>> Begin

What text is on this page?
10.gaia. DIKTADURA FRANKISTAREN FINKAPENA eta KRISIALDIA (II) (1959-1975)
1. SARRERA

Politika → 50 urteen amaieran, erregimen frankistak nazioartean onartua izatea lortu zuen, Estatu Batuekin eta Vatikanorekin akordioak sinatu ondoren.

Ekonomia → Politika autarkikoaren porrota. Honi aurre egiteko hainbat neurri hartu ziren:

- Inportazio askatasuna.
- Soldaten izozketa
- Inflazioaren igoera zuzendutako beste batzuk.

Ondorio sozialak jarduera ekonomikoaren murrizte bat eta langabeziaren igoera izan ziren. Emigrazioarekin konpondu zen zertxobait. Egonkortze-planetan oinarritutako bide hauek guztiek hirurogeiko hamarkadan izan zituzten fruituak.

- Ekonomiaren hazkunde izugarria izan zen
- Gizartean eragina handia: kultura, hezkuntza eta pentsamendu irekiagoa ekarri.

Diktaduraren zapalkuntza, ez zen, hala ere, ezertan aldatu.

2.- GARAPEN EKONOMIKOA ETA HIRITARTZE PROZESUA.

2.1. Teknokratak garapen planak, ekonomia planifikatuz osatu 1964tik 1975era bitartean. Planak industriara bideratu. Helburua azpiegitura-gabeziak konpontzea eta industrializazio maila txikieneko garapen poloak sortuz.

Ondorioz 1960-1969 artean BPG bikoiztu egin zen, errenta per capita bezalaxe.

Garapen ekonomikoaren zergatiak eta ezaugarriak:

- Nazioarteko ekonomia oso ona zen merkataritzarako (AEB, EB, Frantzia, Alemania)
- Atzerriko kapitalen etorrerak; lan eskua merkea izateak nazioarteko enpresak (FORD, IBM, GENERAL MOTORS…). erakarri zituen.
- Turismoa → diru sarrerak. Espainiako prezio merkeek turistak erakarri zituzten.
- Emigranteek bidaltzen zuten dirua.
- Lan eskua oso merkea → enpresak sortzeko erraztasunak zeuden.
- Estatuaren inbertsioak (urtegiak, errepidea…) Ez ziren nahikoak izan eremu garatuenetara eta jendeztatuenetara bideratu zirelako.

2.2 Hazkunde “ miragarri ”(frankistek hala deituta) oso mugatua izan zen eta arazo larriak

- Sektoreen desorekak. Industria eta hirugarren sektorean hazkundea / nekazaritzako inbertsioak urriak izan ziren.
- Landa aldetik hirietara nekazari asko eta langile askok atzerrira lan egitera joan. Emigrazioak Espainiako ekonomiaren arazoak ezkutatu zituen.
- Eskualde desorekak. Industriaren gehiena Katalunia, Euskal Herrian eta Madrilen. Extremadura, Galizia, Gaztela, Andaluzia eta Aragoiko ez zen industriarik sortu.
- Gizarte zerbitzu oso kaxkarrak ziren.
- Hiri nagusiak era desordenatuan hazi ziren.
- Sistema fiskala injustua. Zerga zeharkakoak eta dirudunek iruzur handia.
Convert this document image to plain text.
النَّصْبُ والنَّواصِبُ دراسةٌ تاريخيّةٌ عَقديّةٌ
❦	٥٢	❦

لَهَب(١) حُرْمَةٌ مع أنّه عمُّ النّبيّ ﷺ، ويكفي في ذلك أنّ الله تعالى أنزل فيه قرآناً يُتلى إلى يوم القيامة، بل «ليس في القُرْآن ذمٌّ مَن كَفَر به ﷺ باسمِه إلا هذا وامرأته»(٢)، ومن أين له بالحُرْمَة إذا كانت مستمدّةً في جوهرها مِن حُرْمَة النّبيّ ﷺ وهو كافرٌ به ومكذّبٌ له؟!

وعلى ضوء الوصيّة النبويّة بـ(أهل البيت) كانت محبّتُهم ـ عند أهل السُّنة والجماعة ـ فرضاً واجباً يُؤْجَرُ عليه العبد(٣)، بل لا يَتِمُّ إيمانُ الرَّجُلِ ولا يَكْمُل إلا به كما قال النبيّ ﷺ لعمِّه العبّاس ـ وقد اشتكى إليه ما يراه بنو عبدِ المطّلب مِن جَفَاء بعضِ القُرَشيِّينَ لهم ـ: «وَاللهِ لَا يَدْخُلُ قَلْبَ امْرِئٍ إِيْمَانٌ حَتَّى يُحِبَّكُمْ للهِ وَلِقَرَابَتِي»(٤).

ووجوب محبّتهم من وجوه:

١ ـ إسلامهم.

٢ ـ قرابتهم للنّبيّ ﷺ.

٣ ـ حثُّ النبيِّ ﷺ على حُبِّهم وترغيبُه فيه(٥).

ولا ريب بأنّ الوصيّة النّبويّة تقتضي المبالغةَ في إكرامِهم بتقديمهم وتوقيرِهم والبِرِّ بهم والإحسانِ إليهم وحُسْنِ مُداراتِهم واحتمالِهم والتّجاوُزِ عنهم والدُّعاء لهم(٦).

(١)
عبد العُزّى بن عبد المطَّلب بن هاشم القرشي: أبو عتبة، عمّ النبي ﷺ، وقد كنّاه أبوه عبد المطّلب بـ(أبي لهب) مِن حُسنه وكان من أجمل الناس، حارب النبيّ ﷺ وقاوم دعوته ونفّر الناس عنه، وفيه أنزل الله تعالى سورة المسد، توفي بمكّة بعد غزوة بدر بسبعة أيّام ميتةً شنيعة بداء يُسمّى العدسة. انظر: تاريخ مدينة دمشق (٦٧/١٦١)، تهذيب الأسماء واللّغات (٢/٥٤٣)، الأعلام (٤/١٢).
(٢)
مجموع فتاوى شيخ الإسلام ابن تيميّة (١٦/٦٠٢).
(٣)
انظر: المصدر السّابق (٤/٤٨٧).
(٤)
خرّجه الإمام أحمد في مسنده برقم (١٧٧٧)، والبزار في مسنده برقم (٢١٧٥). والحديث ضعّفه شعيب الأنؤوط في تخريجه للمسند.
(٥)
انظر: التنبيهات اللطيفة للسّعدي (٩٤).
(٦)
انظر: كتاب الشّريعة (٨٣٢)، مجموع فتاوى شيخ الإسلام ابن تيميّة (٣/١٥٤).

>> End

**Your objective**
Quote the entire listing above exactly.

**Solution for this task**
What text is on this page?
10.gaia. DIKTADURA FRANKISTAREN FINKAPENA eta KRISIALDIA (II) (1959-1975)
1. SARRERA

Politika → 50 urteen amaieran, erregimen frankistak nazioartean onartua izatea lortu zuen, Estatu Batuekin eta Vatikanorekin akordioak sinatu ondoren.

Ekonomia → Politika autarkikoaren porrota. Honi aurre egiteko hainbat neurri hartu ziren:

- Inportazio askatasuna.
- Soldaten izozketa
- Inflazioaren igoera zuzendutako beste batzuk.

Ondorio sozialak jarduera ekonomikoaren murrizte bat eta langabeziaren igoera izan ziren. Emigrazioarekin konpondu zen zertxobait. Egonkortze-planetan oinarritutako bide hauek guztiek hirurogeiko hamarkadan izan zituzten fruituak.

- Ekonomiaren hazkunde izugarria izan zen
- Gizartean eragina handia: kultura, hezkuntza eta pentsamendu irekiagoa ekarri.

Diktaduraren zapalkuntza, ez zen, hala ere, ezertan aldatu.

2.- GARAPEN EKONOMIKOA ETA HIRITARTZE PROZESUA.

2.1. Teknokratak garapen planak, ekonomia planifikatuz osatu 1964tik 1975era bitartean. Planak industriara bideratu. Helburua azpiegitura-gabeziak konpontzea eta industrializazio maila txikieneko garapen poloak sortuz.

Ondorioz 1960-1969 artean BPG bikoiztu egin zen, errenta per capita bezalaxe.

Garapen ekonomikoaren zergatiak eta ezaugarriak:

- Nazioarteko ekonomia oso ona zen merkataritzarako (AEB, EB, Frantzia, Alemania)
- Atzerriko kapitalen etorrerak; lan eskua merkea izateak nazioarteko enpresak (FORD, IBM, GENERAL MOTORS…). erakarri zituen.
- Turismoa → diru sarrerak. Espainiako prezio merkeek turistak erakarri zituzten.
- Emigranteek bidaltzen zuten dirua.
- Lan eskua oso merkea → enpresak sortzeko erraztasunak zeuden.
- Estatuaren inbertsioak (urtegiak, errepidea…) Ez ziren nahikoak izan eremu garatuenetara eta jendeztatuenetara bideratu zirelako.

2.2 Hazkunde “ miragarri ”(frankistek hala deituta) oso mugatua izan zen eta arazo larriak

- Sektoreen desorekak. Industria eta hirugarren sektorean hazkundea / nekazaritzako inbertsioak urriak izan ziren.
- Landa aldetik hirietara nekazari asko eta langile askok atzerrira lan egitera joan. Emigrazioak Espainiako ekonomiaren arazoak ezkutatu zituen.
- Eskualde desorekak. Industriaren gehiena Katalunia, Euskal Herrian eta Madrilen. Extremadura, Galizia, Gaztela, Andaluzia eta Aragoiko ez zen industriarik sortu.
- Gizarte zerbitzu oso kaxkarrak ziren.
- Hiri nagusiak era desordenatuan hazi ziren.
- Sistema fiskala injustua. Zerga zeharkakoak eta dirudunek iruzur handia.
Convert this document image to plain text.
النَّصْبُ والنَّواصِبُ دراسةٌ تاريخيّةٌ عَقديّةٌ
❦	٥٢	❦

لَهَب(١) حُرْمَةٌ مع أنّه عمُّ النّبيّ ﷺ، ويكفي في ذلك أنّ الله تعالى أنزل فيه قرآناً يُتلى إلى يوم القيامة، بل «ليس في القُرْآن ذمٌّ مَن كَفَر به ﷺ باسمِه إلا هذا وامرأته»(٢)، ومن أين له بالحُرْمَة إذا كانت مستمدّةً في جوهرها مِن حُرْمَة النّبيّ ﷺ وهو كافرٌ به ومكذّبٌ له؟!

وعلى ضوء الوصيّة النبويّة بـ(أهل البيت) كانت محبّتُهم ـ عند أهل السُّنة والجماعة ـ فرضاً واجباً يُؤْجَرُ عليه العبد(٣)، بل لا يَتِمُّ إيمانُ الرَّجُلِ ولا يَكْمُل إلا به كما قال النبيّ ﷺ لعمِّه العبّاس ـ وقد اشتكى إليه ما يراه بنو عبدِ المطّلب مِن جَفَاء بعضِ القُرَشيِّينَ لهم ـ: «وَاللهِ لَا يَدْخُلُ قَلْبَ امْرِئٍ إِيْمَانٌ حَتَّى يُحِبَّكُمْ للهِ وَلِقَرَابَتِي»(٤).

ووجوب محبّتهم من وجوه:

١ ـ إسلامهم.

٢ ـ قرابتهم للنّبيّ ﷺ.

٣ ـ حثُّ النبيِّ ﷺ على حُبِّهم وترغيبُه فيه(٥).

ولا ريب بأنّ الوصيّة النّبويّة تقتضي المبالغةَ في إكرامِهم بتقديمهم وتوقيرِهم والبِرِّ بهم والإحسانِ إليهم وحُسْنِ مُداراتِهم واحتمالِهم والتّجاوُزِ عنهم والدُّعاء لهم(٦).

(١)
عبد العُزّى بن عبد المطَّلب بن هاشم القرشي: أبو عتبة، عمّ النبي ﷺ، وقد كنّاه أبوه عبد المطّلب بـ(أبي لهب) مِن حُسنه وكان من أجمل الناس، حارب النبيّ ﷺ وقاوم دعوته ونفّر الناس عنه، وفيه أنزل الله تعالى سورة المسد، توفي بمكّة بعد غزوة بدر بسبعة أيّام ميتةً شنيعة بداء يُسمّى العدسة. انظر: تاريخ مدينة دمشق (٦٧/١٦١)، تهذيب الأسماء واللّغات (٢/٥٤٣)، الأعلام (٤/١٢).
(٢)
مجموع فتاوى شيخ الإسلام ابن تيميّة (١٦/٦٠٢).
(٣)
انظر: المصدر السّابق (٤/٤٨٧).
(٤)
خرّجه الإمام أحمد في مسنده برقم (١٧٧٧)، والبزار في مسنده برقم (٢١٧٥). والحديث ضعّفه شعيب الأنؤوط في تخريجه للمسند.
(٥)
انظر: التنبيهات اللطيفة للسّعدي (٩٤).
(٦)
انظر: كتاب الشّريعة (٨٣٢)، مجموع فتاوى شيخ الإسلام ابن تيميّة (٣/١٥٤).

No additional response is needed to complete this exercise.